### DATA SHOWN ###

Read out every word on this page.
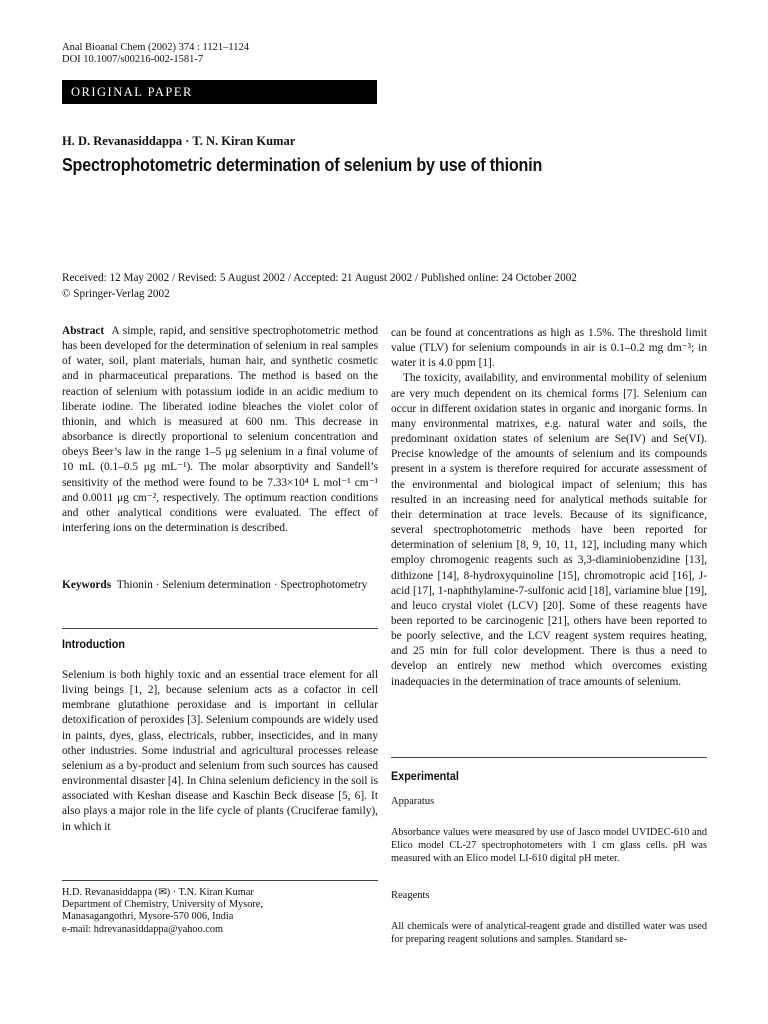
Anal Bioanal Chem (2002) 374 : 1121–1124
DOI 10.1007/s00216-002-1581-7
ORIGINAL PAPER
H. D. Revanasiddappa · T. N. Kiran Kumar
Spectrophotometric determination of selenium by use of thionin
Received: 12 May 2002 / Revised: 5 August 2002 / Accepted: 21 August 2002 / Published online: 24 October 2002
© Springer-Verlag 2002

Abstract A simple, rapid, and sensitive spectrophotometric method has been developed for the determination of selenium in real samples of water, soil, plant materials, human hair, and synthetic cosmetic and in pharmaceutical preparations. The method is based on the reaction of selenium with potassium iodide in an acidic medium to liberate iodine. The liberated iodine bleaches the violet color of thionin, and which is measured at 600 nm. This decrease in absorbance is directly proportional to selenium concentration and obeys Beer’s law in the range 1–5 μg selenium in a final volume of 10 mL (0.1–0.5 μg mL⁻¹). The molar absorptivity and Sandell’s sensitivity of the method were found to be 7.33×10⁴ L mol⁻¹ cm⁻¹ and 0.0011 μg cm⁻², respectively. The optimum reaction conditions and other analytical conditions were evaluated. The effect of interfering ions on the determination is described.

Keywords Thionin · Selenium determination · Spectrophotometry

Introduction

Selenium is both highly toxic and an essential trace element for all living beings [1, 2], because selenium acts as a cofactor in cell membrane glutathione peroxidase and is important in cellular detoxification of peroxides [3]. Selenium compounds are widely used in paints, dyes, glass, electricals, rubber, insecticides, and in many other industries. Some industrial and agricultural processes release selenium as a by-product and selenium from such sources has caused environmental disaster [4]. In China selenium deficiency in the soil is associated with Keshan disease and Kaschin Beck disease [5, 6]. It also plays a major role in the life cycle of plants (Cruciferae family), in which it

H.D. Revanasiddappa (✉) · T.N. Kiran Kumar
Department of Chemistry, University of Mysore,
Manasagangothri, Mysore-570 006, India
e-mail: hdrevanasiddappa@yahoo.com

can be found at concentrations as high as 1.5%. The threshold limit value (TLV) for selenium compounds in air is 0.1–0.2 mg dm⁻³; in water it is 4.0 ppm [1].

The toxicity, availability, and environmental mobility of selenium are very much dependent on its chemical forms [7]. Selenium can occur in different oxidation states in organic and inorganic forms. In many environmental matrixes, e.g. natural water and soils, the predominant oxidation states of selenium are Se(IV) and Se(VI). Precise knowledge of the amounts of selenium and its compounds present in a system is therefore required for accurate assessment of the environmental and biological impact of selenium; this has resulted in an increasing need for analytical methods suitable for their determination at trace levels. Because of its significance, several spectrophotometric methods have been reported for determination of selenium [8, 9, 10, 11, 12], including many which employ chromogenic reagents such as 3,3-diaminiobenzidine [13], dithizone [14], 8-hydroxyquinoline [15], chromotropic acid [16], J-acid [17], 1-naphthylamine-7-sulfonic acid [18], variamine blue [19], and leuco crystal violet (LCV) [20]. Some of these reagents have been reported to be carcinogenic [21], others have been reported to be poorly selective, and the LCV reagent system requires heating, and 25 min for full color development. There is thus a need to develop an entirely new method which overcomes existing inadequacies in the determination of trace amounts of selenium.

Experimental
Apparatus
Absorbance values were measured by use of Jasco model UVIDEC-610 and Elico model CL-27 spectrophotometers with 1 cm glass cells. pH was measured with an Elico model LI-610 digital pH meter.
Reagents
All chemicals were of analytical-reagent grade and distilled water was used for preparing reagent solutions and samples. Standard se-
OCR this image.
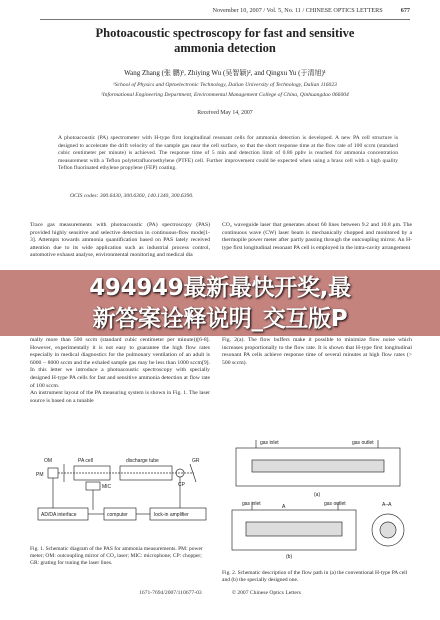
November 10, 2007 / Vol. 5, No. 11 / CHINESE OPTICS LETTERS	677
Photoacoustic spectroscopy for fast and sensitive ammonia detection
Wang Zhang (张 鹏)¹, Zhiying Wu (吴智颖)², and Qingxu Yu (于清旭)¹
¹School of Physics and Optoelectronic Technology, Dalian University of Technology, Dalian 116023
²Informational Engineering Department, Environmental Management College of China, Qinhuangdao 066004
Received May 14, 2007
A photoacoustic (PA) spectrometer with H-type first longitudinal resonant cells for ammonia detection is developed. A new PA cell structure is designed to accelerate the drift velocity of the sample gas near the cell surface, so that the short response time at the flow rate of 100 sccm (standard cubic centimeter per minute) is achieved. The response time of 5 min and detection limit of 0.86 ppbv is reached for ammonia concentration measurement with a Teflon polytetrafluoroethylene (PTFE) cell. Further improvement could be expected when using a brass cell with a high quality Teflon fluorinated ethylene propylene (FEP) coating.
OCIS codes: 300.6430, 300.6360, 140.1340, 300.6390.
Trace gas measurements with photoacoustic (PA) spectroscopy (PAS) provided highly sensitive and selective detection in continuous-flow mode[1-3]. Attempts towards ammonia quantification based on PAS lately received attention due to its wide application such as industrial process control, automotive exhaust analyse, environmental monitoring and medical dia
CO₂ waveguide laser that generates about 60 lines between 9.2 and 10.8 μm. The continuous wave (CW) laser beam is mechanically chopped and monitored by a thermopile power meter after partly passing through the outcoupling mirror. An H-type first longitudinal resonant PA cell is employed in the intra-cavity arrangement
mally more than 500 sccm (standard cubic centimeter per minute))[6-8]. However, experimentally it is not easy to guarantee the high flow rates especially in medical diagnostics for the pulmonary ventilation of an adult is 6000 − 8000 sccm and the exhaled sample gas may be less than 1000 sccm[9]. In this letter we introduce a photoacoustic spectroscopy with specially designed H-type PA cells for fast and sensitive ammonia detection at flow rate of 100 sccm.
An instrument layout of the PA measuring system is shown in Fig. 1. The laser source is based on a tunable
Fig. 2(a). The flow buffers make it possible to minimize flow noise which increases proportionally to the flow rate. It is shown that H-type first longitudinal resonant PA cells achieve response time of several minutes at high flow rates (> 500 sccm).
494949最新最快开奖,最
新答案诠释说明_交互版P
OM	PA cell	discharge tube	GR
PM
CP
MIC
AD/DA interface	computer	lock-in amplifier
Fig. 1. Schematic diagram of the PAS for ammonia measurements. PM: power meter; OM: outcoupling mirror of CO₂ laser; MIC: microphone; CP: chopper; GR: grating for tuning the laser lines.
gas inlet	gas outlet
(a)
gas inlet	gas outlet	A–A
(b)
A
Fig. 2. Schematic description of the flow path in (a) the conventional H-type PA cell and (b) the specially designed one.
1671-7694/2007/110677-03	© 2007 Chinese Optics Letters
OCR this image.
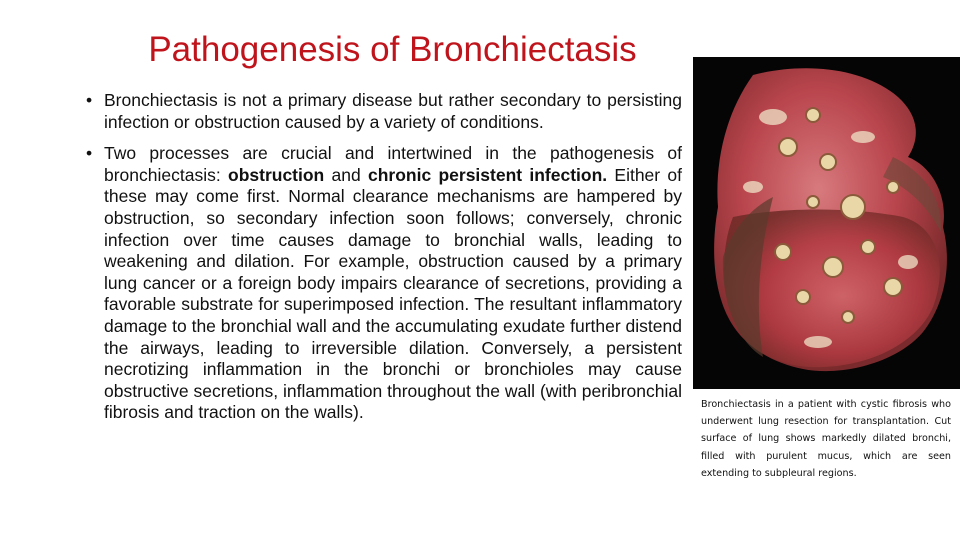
Pathogenesis of Bronchiectasis
• Bronchiectasis is not a primary disease but rather secondary to persisting infection or obstruction caused by a variety of conditions.
• Two processes are crucial and intertwined in the pathogenesis of bronchiectasis: obstruction and chronic persistent infection. Either of these may come first. Normal clearance mechanisms are hampered by obstruction, so secondary infection soon follows; conversely, chronic infection over time causes damage to bronchial walls, leading to weakening and dilation. For example, obstruction caused by a primary lung cancer or a foreign body impairs clearance of secretions, providing a favorable substrate for superimposed infection. The resultant inflammatory damage to the bronchial wall and the accumulating exudate further distend the airways, leading to irreversible dilation. Conversely, a persistent necrotizing inflammation in the bronchi or bronchioles may cause obstructive secretions, inflammation throughout the wall (with peribronchial fibrosis and traction on the walls).	Bronchiectasis in a patient with cystic fibrosis who underwent lung resection for transplantation. Cut surface of lung shows markedly dilated bronchi, filled with purulent mucus, which are seen extending to subpleural regions.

###

*EXERCISE*
Every line in the data that holds the string "samples" should be copied.

*COMPLETED EXERCISE*
Abstract A simple, rapid, and sensitive spectrophotometric method has been developed for the determination of selenium in real samples of water, soil, plant materials, human hair, and synthetic cosmetic and in pharmaceutical preparations. The method is based on the reaction of selenium with potassium iodide in an acidic medium to liberate iodine. The liberated iodine bleaches the violet color of thionin, and which is measured at 600 nm. This decrease in absorbance is directly proportional to selenium concentration and obeys Beer’s law in the range 1–5 μg selenium in a final volume of 10 mL (0.1–0.5 μg mL⁻¹). The molar absorptivity and Sandell’s sensitivity of the method were found to be 7.33×10⁴ L mol⁻¹ cm⁻¹ and 0.0011 μg cm⁻², respectively. The optimum reaction conditions and other analytical conditions were evaluated. The effect of interfering ions on the determination is described.
All chemicals were of analytical-reagent grade and distilled water was used for preparing reagent solutions and samples. Standard se-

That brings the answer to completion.